(Rows from a dataset)
-- start --

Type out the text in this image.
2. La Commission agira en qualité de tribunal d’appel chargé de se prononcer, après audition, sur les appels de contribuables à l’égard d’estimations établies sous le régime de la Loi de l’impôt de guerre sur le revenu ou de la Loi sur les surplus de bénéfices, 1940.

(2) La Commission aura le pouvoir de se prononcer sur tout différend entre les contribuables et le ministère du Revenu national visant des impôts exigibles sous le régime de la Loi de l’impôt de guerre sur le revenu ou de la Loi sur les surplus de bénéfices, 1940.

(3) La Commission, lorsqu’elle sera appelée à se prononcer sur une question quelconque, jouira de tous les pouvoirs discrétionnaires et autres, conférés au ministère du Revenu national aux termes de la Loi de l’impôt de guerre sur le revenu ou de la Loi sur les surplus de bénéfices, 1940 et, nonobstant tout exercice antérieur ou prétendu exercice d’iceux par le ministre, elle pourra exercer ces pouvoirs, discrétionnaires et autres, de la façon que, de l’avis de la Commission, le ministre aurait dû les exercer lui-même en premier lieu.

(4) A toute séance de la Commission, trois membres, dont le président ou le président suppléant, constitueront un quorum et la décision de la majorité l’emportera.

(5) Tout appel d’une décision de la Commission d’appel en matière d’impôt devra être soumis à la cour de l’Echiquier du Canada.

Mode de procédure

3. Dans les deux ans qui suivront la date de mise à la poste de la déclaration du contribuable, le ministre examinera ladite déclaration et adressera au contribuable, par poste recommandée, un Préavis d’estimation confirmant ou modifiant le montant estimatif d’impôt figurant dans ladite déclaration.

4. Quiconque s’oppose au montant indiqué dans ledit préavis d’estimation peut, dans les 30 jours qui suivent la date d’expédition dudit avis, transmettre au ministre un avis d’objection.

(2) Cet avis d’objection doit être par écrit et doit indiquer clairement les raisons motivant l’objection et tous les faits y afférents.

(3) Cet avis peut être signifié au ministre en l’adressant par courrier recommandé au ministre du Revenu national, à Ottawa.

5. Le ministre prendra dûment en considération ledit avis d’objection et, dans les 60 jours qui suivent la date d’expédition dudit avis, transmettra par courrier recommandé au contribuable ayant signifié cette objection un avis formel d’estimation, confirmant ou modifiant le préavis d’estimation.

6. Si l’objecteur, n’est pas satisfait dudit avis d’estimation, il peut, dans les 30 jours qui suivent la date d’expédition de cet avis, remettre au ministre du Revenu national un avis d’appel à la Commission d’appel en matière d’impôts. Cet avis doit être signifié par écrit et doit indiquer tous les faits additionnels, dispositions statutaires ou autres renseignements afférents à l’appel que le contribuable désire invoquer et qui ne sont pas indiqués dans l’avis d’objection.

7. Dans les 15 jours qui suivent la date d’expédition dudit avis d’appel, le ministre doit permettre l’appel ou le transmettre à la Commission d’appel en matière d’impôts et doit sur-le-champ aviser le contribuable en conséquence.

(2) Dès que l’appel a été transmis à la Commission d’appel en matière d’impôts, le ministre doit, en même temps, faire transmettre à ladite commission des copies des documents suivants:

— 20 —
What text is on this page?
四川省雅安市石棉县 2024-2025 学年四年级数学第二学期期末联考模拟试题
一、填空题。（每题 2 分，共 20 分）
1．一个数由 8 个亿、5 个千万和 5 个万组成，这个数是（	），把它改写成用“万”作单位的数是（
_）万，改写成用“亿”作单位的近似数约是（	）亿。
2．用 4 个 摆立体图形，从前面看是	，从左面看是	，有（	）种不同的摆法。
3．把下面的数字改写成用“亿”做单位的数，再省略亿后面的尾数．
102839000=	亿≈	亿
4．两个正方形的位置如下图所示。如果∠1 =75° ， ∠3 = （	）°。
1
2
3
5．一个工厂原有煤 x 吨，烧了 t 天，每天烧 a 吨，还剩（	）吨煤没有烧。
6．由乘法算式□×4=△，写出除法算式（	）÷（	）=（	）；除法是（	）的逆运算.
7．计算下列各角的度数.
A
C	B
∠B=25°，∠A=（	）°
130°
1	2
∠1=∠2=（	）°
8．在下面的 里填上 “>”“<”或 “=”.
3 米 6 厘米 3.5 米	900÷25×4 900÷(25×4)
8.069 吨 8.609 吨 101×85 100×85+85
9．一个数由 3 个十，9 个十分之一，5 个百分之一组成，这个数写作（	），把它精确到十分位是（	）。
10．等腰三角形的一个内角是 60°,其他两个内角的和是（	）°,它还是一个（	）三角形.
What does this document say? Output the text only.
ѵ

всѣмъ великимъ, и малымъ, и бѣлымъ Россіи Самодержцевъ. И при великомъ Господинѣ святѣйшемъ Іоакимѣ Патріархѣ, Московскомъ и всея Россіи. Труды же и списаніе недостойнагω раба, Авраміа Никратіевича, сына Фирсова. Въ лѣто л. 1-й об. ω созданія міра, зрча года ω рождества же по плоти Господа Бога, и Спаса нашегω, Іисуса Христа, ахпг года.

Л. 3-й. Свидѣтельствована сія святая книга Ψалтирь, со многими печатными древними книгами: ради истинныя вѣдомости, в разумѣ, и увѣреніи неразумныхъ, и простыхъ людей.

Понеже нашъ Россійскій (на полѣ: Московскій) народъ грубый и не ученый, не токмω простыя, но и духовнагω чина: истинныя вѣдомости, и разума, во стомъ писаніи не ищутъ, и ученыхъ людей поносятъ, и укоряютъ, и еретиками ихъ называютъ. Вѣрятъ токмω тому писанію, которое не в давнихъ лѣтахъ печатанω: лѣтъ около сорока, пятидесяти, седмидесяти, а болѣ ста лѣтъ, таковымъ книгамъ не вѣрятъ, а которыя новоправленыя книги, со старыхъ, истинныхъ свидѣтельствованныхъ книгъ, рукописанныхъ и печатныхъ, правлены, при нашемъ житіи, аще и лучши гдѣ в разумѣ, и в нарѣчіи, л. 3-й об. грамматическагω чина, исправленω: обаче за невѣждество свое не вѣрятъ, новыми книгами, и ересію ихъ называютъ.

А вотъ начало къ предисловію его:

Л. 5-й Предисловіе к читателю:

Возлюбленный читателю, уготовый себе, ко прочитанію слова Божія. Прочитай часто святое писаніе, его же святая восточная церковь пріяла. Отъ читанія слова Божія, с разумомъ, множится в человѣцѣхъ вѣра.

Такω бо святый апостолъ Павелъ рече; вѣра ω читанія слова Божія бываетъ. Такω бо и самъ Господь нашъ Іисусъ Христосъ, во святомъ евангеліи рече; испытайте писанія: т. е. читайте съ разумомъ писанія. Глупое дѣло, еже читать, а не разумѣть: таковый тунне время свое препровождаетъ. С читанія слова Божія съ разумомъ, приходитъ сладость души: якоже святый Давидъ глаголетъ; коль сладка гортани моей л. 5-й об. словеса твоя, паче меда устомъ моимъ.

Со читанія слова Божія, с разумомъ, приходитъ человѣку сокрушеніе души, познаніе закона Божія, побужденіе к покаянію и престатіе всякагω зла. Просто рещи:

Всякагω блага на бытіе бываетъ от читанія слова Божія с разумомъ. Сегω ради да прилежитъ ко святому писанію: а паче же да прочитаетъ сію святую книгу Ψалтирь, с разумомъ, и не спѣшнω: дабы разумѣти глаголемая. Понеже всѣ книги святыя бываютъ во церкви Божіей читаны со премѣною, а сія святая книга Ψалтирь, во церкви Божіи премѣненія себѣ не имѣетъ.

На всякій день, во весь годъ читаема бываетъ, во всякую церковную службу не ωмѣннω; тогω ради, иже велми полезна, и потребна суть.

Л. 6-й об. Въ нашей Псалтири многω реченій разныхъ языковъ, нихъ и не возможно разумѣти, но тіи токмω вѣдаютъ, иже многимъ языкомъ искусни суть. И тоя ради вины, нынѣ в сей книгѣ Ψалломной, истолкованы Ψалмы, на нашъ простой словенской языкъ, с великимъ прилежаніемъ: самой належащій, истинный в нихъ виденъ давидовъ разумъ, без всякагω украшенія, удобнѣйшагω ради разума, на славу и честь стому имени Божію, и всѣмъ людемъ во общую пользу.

-- end --

Request =>
Among the records above, find each line holding the string "text" and pull it out.

Expected output =>
Type out the text in this image.
What text is on this page?
What does this document say? Output the text only.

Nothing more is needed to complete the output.